Gather, from the listing beneath this task, every line holding the string "должных".

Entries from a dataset
[BEGIN]

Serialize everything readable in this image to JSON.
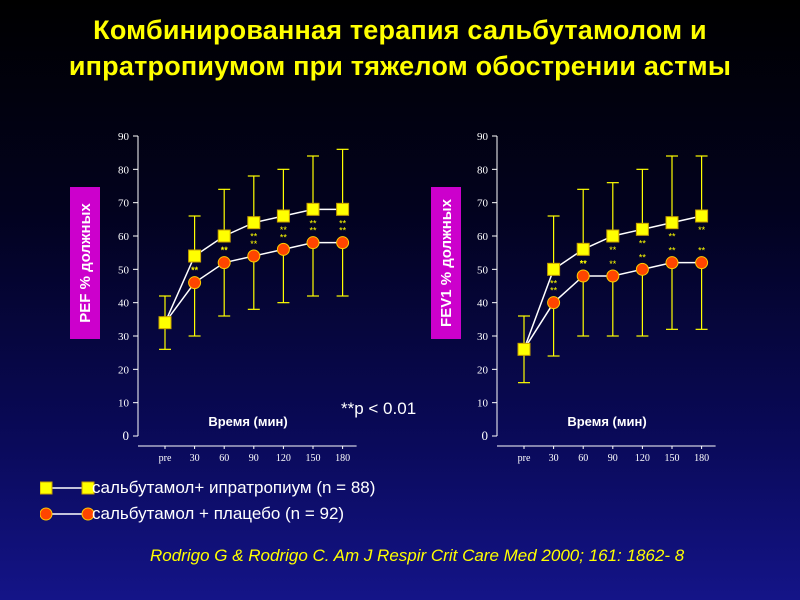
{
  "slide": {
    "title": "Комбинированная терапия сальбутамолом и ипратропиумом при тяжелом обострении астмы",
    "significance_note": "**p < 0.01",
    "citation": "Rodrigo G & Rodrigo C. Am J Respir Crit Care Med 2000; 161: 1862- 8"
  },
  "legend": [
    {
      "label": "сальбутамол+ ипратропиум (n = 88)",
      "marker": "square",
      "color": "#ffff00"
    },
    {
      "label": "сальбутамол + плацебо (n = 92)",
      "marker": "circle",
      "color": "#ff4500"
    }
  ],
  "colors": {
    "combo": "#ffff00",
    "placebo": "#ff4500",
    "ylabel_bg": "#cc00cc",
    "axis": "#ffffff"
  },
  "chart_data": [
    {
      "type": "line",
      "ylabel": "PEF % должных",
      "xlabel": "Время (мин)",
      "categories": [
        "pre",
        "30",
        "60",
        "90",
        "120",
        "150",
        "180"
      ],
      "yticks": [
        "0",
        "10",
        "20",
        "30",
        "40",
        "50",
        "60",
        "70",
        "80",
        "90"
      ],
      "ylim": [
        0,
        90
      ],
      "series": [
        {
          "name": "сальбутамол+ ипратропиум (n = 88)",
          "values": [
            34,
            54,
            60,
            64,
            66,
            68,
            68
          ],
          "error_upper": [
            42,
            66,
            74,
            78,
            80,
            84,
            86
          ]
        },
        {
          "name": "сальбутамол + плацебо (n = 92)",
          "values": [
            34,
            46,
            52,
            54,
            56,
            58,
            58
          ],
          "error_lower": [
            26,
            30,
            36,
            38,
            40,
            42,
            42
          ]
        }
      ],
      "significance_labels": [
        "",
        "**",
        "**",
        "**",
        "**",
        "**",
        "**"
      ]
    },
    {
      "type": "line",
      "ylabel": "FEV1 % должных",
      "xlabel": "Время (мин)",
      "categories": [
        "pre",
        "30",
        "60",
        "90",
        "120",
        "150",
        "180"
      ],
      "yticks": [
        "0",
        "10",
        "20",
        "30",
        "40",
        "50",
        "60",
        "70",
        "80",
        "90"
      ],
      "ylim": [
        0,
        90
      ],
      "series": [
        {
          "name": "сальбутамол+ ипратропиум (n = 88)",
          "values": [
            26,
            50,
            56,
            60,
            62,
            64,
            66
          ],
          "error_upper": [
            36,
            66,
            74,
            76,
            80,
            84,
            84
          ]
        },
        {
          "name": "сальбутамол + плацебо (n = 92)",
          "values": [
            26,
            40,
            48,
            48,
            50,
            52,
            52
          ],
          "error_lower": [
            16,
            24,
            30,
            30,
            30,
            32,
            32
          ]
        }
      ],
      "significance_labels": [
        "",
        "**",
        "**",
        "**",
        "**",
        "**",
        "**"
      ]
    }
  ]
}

[END]
[BEGIN]

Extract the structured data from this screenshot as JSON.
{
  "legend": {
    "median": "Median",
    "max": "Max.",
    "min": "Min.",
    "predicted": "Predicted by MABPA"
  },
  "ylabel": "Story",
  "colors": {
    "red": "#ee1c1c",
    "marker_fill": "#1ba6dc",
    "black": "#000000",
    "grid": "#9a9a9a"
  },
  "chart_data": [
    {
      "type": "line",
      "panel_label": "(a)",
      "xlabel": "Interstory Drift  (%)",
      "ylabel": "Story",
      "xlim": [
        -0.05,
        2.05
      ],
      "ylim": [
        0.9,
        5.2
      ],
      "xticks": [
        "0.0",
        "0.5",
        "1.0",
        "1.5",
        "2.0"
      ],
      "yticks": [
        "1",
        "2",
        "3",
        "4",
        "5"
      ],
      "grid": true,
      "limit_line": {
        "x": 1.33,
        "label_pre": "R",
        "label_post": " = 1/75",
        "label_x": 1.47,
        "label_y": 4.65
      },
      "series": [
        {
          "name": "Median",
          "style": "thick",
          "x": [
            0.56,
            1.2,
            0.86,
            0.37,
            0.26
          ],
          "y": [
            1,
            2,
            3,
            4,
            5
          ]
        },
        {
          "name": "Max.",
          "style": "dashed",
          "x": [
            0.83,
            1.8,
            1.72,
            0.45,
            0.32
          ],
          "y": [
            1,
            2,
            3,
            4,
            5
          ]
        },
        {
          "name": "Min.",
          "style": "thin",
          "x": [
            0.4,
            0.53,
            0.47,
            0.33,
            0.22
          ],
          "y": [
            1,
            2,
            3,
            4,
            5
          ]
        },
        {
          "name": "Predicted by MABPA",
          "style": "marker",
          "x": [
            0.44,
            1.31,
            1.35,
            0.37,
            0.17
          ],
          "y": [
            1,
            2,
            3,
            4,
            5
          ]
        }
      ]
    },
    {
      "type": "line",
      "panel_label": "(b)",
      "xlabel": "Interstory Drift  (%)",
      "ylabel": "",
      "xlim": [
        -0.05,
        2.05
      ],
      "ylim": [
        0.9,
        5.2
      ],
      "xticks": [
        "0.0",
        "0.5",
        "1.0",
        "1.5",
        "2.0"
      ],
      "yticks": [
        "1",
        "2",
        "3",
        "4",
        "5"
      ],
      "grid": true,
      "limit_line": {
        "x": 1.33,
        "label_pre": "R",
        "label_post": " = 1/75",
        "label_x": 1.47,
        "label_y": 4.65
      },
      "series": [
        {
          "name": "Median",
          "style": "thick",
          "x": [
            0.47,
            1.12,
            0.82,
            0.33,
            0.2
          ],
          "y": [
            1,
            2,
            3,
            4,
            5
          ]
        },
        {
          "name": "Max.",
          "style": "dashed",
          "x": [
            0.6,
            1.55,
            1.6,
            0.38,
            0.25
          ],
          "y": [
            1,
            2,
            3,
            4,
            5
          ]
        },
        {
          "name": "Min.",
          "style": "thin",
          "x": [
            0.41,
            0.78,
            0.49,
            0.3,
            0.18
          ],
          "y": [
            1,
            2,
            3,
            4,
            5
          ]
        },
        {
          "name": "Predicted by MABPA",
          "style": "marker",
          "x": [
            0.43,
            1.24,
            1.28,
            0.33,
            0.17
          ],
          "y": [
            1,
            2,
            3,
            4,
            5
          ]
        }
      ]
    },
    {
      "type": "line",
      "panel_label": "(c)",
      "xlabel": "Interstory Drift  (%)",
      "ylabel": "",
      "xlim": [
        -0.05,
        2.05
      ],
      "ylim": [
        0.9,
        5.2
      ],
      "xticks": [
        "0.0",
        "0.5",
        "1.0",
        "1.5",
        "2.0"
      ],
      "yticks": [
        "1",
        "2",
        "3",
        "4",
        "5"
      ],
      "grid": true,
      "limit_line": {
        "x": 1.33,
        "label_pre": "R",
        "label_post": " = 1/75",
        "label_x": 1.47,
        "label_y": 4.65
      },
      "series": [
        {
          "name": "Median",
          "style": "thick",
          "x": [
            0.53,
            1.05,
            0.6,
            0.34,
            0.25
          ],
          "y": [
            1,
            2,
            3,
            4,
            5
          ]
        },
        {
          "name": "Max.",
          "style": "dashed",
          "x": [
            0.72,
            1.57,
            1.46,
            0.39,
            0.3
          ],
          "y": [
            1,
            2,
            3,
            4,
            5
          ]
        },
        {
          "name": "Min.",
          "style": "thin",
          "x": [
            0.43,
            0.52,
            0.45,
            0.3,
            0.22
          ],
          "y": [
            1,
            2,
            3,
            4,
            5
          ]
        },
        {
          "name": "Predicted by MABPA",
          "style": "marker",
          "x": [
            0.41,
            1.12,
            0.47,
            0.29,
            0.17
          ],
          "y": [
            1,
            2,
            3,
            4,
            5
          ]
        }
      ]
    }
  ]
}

[END]

▶ **Task solution**
      "ylabel": "PEF % должных",
      "ylabel": "FEV1 % должных",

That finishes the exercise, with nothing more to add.